» **Exercise description**
Gather up the lines with the word "resources" in them.

» **Available data**
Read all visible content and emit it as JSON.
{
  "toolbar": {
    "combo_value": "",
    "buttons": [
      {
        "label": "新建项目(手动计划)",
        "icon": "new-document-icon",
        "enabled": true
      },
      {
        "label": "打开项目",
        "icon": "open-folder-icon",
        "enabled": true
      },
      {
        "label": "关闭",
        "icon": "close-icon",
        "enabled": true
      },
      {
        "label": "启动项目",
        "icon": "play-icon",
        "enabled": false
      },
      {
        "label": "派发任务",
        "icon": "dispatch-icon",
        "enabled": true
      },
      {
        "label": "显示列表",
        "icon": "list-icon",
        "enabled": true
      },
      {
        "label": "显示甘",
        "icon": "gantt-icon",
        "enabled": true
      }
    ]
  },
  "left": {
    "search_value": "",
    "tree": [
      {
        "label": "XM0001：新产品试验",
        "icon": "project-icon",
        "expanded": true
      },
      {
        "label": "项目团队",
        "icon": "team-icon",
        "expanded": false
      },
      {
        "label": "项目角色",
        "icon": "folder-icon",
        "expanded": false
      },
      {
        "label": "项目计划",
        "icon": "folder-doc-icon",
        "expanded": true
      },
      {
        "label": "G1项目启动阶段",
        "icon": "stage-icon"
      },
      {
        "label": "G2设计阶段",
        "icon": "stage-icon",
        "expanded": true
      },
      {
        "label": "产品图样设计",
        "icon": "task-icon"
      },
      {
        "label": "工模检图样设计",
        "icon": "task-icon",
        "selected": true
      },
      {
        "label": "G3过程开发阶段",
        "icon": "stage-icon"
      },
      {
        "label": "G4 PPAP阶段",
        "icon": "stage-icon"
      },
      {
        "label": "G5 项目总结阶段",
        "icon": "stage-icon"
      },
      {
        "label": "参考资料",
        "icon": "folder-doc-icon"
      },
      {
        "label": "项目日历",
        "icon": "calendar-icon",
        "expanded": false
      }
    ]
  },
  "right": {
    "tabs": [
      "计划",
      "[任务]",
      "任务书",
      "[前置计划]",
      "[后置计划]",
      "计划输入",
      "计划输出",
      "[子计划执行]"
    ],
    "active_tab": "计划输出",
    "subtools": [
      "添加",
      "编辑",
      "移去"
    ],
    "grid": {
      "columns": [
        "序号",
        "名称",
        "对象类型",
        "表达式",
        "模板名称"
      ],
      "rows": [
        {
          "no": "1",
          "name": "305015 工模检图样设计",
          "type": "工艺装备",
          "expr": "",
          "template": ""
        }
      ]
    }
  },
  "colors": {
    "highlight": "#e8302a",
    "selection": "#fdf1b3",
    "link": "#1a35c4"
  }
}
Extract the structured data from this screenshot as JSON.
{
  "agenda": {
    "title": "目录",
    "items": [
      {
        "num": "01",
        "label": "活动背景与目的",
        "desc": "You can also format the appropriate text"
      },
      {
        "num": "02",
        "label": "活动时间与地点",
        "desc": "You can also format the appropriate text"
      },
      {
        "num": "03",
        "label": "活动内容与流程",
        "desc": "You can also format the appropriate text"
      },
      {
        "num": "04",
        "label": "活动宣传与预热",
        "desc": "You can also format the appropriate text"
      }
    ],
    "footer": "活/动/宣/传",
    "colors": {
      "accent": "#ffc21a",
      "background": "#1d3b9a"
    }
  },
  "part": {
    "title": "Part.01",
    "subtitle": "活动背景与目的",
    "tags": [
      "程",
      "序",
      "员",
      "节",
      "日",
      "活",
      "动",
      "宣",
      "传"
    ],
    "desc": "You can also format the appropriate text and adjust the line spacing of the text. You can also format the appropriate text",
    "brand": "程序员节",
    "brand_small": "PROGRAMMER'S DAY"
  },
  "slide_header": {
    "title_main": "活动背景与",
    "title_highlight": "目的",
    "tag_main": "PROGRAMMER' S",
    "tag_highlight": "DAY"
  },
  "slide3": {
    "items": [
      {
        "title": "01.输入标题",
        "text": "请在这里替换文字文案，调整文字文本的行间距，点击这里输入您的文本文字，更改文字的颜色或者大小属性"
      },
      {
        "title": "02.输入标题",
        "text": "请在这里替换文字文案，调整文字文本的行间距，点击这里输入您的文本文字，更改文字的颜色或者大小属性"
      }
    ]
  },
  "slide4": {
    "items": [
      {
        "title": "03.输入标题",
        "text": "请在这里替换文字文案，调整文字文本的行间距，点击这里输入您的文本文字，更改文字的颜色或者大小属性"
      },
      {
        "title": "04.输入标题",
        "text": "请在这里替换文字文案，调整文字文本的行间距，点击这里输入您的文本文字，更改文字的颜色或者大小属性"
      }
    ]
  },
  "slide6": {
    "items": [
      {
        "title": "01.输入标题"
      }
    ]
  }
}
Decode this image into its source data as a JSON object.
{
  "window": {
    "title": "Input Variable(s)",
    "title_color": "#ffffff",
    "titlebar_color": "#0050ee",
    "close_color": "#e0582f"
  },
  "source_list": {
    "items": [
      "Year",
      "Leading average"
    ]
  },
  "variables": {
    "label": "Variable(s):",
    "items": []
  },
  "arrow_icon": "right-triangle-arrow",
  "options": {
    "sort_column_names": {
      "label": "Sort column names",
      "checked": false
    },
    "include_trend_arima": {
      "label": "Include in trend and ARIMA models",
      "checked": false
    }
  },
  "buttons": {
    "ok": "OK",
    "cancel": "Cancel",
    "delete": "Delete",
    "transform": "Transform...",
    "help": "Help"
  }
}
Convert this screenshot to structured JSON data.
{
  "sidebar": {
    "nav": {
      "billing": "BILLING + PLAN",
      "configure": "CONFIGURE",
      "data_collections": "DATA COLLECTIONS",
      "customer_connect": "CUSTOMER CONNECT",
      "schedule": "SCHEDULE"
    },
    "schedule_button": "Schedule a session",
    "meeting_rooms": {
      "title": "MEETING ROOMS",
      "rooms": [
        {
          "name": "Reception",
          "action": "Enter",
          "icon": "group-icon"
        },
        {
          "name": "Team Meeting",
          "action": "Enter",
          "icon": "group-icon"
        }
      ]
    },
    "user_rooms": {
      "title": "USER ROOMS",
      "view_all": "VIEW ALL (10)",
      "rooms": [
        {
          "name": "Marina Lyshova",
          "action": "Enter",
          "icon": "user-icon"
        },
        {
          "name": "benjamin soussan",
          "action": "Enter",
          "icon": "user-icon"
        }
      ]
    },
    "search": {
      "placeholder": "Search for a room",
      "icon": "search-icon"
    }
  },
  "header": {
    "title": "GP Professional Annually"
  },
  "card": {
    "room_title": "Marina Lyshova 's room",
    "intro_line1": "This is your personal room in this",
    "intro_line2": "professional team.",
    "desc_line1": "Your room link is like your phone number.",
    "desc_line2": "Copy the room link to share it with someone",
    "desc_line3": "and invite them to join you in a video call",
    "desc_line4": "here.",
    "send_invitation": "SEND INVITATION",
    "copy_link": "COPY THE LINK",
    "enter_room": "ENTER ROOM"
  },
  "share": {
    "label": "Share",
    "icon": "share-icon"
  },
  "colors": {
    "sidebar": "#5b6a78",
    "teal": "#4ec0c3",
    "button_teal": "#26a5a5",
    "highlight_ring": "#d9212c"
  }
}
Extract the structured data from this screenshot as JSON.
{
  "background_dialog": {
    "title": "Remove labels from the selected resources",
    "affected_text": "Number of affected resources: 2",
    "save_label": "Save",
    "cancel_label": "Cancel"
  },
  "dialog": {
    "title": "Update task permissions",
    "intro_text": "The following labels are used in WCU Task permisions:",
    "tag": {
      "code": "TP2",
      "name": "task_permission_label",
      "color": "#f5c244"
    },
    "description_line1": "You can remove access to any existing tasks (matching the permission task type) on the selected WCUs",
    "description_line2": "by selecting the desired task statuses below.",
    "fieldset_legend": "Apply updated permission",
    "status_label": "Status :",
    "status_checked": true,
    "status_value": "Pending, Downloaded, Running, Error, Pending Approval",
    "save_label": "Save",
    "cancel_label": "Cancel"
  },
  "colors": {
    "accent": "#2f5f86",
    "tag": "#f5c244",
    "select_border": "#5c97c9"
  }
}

» **Reply**
    "title": "Remove labels from the selected resources",
    "affected_text": "Number of affected resources: 2",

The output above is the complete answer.